## Begin
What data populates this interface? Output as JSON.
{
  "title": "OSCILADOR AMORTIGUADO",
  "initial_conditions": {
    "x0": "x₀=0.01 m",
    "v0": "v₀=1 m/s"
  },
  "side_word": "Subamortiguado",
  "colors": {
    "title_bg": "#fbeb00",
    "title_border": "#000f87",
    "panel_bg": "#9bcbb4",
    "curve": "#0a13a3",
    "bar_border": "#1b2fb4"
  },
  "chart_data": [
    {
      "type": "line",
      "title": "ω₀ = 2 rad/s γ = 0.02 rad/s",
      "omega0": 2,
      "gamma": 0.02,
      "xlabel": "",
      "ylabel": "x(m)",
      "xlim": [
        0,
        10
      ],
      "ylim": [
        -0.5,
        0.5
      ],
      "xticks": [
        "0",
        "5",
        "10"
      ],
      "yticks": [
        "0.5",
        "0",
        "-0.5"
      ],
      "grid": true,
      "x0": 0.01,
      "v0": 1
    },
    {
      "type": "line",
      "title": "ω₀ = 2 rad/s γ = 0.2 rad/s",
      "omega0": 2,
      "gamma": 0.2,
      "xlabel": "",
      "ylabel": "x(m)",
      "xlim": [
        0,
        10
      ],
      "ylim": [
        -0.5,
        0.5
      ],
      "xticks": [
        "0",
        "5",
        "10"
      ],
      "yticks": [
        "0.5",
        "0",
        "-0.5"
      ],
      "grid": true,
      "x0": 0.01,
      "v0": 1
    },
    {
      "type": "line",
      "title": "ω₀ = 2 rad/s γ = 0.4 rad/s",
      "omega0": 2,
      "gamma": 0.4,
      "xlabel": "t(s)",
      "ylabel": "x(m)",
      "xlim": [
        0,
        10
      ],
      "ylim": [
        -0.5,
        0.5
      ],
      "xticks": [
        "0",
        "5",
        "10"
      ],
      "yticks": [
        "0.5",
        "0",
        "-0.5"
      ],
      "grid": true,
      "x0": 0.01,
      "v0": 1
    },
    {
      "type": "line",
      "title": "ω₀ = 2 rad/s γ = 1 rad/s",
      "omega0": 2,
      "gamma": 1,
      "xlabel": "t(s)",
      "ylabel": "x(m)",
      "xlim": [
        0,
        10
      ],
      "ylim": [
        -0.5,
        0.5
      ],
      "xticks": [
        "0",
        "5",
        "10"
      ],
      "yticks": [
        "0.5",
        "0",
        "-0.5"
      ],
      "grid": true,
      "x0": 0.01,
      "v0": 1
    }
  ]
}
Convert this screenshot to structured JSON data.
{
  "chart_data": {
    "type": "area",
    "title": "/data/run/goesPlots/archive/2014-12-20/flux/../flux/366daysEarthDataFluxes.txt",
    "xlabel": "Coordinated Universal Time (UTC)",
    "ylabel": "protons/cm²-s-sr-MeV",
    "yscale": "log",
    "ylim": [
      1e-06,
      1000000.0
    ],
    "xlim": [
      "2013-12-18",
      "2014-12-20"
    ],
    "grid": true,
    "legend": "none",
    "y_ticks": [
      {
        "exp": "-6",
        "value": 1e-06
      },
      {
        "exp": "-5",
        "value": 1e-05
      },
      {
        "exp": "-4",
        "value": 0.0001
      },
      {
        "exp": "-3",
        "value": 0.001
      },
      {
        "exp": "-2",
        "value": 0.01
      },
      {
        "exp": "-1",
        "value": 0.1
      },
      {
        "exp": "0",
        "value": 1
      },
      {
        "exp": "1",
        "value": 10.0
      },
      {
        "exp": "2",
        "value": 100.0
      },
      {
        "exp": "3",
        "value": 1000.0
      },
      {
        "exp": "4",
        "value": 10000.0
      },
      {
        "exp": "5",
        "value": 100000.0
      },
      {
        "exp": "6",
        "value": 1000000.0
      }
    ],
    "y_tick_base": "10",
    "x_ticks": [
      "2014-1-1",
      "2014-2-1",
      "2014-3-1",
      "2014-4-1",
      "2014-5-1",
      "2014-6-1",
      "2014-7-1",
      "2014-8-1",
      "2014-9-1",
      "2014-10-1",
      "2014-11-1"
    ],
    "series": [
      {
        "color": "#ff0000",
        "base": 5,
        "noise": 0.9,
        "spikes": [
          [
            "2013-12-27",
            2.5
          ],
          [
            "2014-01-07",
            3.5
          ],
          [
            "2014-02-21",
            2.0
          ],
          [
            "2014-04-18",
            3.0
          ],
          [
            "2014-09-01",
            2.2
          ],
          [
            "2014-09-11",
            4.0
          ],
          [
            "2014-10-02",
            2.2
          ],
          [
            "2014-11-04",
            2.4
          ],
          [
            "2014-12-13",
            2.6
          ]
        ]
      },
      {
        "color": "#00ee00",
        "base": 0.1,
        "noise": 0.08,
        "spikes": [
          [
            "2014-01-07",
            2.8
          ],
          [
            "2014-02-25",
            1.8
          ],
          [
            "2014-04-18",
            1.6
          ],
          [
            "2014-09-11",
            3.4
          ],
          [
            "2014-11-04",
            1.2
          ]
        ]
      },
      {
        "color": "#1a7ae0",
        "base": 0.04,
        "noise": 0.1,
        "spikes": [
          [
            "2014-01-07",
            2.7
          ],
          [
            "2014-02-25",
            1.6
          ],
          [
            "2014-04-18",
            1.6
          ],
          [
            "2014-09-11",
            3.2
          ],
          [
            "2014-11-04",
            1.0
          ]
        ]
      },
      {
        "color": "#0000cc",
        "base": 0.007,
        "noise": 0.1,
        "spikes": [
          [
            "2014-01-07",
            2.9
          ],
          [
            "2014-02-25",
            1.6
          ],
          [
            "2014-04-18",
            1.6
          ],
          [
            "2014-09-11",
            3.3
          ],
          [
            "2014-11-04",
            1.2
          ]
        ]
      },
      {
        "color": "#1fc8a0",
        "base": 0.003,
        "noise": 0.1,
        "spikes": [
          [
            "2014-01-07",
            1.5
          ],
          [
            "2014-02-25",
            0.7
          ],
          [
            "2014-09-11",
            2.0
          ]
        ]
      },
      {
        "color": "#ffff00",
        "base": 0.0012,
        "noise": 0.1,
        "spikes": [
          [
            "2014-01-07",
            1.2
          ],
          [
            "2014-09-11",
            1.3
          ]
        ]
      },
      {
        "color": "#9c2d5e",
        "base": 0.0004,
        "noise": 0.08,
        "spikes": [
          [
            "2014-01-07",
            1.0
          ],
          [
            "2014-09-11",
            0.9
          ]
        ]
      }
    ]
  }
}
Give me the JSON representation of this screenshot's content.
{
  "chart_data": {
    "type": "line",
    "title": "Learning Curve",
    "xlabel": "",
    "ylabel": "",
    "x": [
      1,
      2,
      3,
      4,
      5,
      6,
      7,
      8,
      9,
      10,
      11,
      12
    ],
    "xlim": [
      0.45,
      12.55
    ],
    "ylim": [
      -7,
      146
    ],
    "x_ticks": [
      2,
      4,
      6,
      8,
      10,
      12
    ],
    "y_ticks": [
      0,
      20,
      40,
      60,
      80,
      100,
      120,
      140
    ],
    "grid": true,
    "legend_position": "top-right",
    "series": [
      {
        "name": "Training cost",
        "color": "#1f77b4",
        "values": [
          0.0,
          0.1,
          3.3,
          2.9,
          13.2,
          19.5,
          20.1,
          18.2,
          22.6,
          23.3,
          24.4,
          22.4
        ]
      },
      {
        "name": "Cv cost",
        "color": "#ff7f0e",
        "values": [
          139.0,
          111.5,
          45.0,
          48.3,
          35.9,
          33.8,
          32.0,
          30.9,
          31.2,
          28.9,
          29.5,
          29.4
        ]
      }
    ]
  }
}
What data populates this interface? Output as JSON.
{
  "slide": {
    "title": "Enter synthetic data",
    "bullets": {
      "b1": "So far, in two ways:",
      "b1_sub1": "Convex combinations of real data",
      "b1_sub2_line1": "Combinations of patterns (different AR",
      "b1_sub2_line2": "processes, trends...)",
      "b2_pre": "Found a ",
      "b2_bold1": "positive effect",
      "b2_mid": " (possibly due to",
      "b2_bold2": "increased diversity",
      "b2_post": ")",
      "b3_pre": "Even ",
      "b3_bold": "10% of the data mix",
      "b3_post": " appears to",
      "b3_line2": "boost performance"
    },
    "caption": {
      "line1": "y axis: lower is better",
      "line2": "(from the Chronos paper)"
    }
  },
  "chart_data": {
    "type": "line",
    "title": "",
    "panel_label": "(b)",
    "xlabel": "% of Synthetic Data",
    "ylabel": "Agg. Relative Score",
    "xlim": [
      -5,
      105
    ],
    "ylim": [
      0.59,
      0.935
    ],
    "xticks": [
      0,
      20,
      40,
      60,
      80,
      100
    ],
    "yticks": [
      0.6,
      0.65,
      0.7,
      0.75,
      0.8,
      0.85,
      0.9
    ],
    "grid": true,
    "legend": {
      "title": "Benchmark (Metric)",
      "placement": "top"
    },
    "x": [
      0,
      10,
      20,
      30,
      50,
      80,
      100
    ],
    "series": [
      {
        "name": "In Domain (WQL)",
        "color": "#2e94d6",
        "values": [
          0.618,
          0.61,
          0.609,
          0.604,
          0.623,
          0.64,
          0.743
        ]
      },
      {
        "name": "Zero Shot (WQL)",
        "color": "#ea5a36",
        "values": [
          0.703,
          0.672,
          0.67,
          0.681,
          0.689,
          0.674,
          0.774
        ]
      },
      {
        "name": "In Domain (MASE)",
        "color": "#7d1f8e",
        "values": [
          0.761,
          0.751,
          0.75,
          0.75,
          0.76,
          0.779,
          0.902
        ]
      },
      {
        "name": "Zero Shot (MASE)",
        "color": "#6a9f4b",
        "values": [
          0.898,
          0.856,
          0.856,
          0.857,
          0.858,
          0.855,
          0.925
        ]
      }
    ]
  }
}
## End
Filter the records above for "this" and copy every matching line.

What data populates this interface? Output as JSON.
Convert this screenshot to structured JSON data.
Give me the JSON representation of this screenshot's content.
What data populates this interface? Output as JSON.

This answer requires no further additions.